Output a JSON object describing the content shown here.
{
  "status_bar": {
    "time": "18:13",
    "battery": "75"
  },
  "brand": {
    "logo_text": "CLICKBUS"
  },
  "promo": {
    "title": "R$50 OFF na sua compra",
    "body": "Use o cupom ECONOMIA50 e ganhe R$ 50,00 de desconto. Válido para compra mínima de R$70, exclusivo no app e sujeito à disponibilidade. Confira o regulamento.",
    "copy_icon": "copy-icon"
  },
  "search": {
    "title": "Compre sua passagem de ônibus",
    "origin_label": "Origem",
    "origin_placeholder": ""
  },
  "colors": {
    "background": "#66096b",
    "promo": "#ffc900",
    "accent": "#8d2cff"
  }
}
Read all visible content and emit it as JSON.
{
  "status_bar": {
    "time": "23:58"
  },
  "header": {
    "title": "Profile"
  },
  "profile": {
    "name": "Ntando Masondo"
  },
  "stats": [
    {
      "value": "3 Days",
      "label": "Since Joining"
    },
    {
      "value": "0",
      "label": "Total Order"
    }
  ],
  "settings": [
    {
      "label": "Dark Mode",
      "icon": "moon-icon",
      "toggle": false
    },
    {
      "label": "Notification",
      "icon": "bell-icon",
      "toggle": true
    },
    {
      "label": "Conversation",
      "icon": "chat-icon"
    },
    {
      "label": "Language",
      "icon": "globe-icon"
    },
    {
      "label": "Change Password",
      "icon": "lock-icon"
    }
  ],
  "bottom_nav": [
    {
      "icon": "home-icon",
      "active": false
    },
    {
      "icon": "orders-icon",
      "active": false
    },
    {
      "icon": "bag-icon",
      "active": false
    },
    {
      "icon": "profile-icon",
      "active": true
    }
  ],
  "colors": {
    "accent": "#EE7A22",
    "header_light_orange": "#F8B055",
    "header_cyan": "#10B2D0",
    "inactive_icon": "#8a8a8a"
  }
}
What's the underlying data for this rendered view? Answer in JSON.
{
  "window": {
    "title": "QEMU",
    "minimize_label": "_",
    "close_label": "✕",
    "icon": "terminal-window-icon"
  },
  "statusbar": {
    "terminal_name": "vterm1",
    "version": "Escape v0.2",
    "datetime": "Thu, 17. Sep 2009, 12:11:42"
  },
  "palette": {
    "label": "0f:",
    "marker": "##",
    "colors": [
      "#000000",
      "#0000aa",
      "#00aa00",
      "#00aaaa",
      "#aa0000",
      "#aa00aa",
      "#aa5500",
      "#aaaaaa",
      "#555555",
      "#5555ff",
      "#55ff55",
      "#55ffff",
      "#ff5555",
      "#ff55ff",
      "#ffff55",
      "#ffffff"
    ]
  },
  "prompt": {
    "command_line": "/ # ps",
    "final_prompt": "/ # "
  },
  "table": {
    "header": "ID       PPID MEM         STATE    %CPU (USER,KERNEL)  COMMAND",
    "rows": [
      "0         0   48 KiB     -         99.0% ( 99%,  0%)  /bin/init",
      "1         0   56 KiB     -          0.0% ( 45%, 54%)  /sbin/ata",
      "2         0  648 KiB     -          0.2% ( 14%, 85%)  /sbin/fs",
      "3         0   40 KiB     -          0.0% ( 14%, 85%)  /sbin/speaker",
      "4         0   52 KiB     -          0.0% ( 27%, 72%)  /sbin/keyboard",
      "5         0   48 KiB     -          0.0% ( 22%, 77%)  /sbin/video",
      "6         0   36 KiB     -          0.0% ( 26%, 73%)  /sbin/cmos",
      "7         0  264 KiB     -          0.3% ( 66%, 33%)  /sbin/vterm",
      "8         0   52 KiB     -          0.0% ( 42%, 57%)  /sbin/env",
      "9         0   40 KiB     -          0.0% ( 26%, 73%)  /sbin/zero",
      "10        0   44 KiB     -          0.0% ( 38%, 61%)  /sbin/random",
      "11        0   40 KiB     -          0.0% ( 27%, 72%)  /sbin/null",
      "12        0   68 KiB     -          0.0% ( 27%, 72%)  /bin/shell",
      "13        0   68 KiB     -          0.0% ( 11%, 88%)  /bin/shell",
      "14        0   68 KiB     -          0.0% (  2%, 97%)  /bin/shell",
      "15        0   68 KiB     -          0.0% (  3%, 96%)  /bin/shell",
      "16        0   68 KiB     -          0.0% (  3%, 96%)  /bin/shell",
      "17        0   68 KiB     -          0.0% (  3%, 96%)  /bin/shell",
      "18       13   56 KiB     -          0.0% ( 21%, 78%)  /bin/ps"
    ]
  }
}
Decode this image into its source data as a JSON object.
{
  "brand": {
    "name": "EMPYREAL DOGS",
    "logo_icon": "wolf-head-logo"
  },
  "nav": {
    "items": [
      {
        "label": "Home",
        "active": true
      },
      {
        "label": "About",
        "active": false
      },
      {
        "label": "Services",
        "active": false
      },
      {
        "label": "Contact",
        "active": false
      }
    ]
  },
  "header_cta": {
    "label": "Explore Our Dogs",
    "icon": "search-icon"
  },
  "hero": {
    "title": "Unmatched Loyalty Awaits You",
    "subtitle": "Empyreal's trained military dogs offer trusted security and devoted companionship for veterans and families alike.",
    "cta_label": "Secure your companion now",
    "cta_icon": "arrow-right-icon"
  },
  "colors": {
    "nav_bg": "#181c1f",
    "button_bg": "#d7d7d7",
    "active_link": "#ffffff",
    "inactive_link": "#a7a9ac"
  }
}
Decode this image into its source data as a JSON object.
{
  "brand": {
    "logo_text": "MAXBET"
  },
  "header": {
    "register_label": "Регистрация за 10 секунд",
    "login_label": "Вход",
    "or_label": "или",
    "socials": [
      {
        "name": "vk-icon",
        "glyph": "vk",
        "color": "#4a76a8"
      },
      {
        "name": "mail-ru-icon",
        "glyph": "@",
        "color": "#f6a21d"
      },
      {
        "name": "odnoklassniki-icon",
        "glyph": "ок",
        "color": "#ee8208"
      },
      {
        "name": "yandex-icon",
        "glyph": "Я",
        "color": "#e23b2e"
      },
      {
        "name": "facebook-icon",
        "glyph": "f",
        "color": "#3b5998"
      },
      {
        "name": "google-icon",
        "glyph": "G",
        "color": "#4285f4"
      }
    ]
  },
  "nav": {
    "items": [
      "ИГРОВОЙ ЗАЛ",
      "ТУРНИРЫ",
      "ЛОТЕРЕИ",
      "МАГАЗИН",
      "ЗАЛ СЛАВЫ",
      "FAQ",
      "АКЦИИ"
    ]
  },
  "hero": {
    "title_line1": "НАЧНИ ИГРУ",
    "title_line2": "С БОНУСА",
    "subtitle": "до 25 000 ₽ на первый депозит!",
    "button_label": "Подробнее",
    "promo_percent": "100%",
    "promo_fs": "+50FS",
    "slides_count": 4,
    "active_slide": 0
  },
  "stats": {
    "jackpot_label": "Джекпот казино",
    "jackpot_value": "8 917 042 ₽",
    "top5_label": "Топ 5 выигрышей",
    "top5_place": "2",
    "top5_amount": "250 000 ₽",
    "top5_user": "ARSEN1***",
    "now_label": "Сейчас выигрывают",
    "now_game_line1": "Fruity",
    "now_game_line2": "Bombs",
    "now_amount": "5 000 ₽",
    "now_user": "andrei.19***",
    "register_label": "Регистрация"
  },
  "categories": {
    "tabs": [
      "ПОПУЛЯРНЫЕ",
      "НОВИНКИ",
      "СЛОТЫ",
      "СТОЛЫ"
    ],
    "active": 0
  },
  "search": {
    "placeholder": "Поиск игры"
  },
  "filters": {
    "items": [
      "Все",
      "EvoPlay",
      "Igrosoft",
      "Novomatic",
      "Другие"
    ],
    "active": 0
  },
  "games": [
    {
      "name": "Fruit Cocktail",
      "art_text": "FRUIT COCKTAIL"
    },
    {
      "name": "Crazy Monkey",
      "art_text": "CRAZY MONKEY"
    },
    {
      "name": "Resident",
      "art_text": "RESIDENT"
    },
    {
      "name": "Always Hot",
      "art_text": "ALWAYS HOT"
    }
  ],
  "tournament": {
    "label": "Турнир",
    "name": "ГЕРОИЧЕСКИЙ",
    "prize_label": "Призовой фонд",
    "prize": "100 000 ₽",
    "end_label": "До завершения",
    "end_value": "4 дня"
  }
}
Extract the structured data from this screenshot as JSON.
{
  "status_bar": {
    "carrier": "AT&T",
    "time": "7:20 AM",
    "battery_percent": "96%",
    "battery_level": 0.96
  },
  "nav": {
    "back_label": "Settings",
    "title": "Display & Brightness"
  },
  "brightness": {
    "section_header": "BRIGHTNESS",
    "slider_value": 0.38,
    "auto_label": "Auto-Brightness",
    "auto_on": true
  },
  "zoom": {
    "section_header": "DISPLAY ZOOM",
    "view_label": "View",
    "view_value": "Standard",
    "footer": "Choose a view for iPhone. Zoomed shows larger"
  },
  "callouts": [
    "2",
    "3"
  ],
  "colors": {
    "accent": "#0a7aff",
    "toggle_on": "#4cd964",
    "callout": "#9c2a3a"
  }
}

===============

■ **Request**
From the line holding "Extract the structured" down to the final line above, quote every line exactly and only those lines.

■ **Response below**
Extract the structured data from this screenshot as JSON.
{
  "status_bar": {
    "carrier": "AT&T",
    "time": "7:20 AM",
    "battery_percent": "96%",
    "battery_level": 0.96
  },
  "nav": {
    "back_label": "Settings",
    "title": "Display & Brightness"
  },
  "brightness": {
    "section_header": "BRIGHTNESS",
    "slider_value": 0.38,
    "auto_label": "Auto-Brightness",
    "auto_on": true
  },
  "zoom": {
    "section_header": "DISPLAY ZOOM",
    "view_label": "View",
    "view_value": "Standard",
    "footer": "Choose a view for iPhone. Zoomed shows larger"
  },
  "callouts": [
    "2",
    "3"
  ],
  "colors": {
    "accent": "#0a7aff",
    "toggle_on": "#4cd964",
    "callout": "#9c2a3a"
  }
}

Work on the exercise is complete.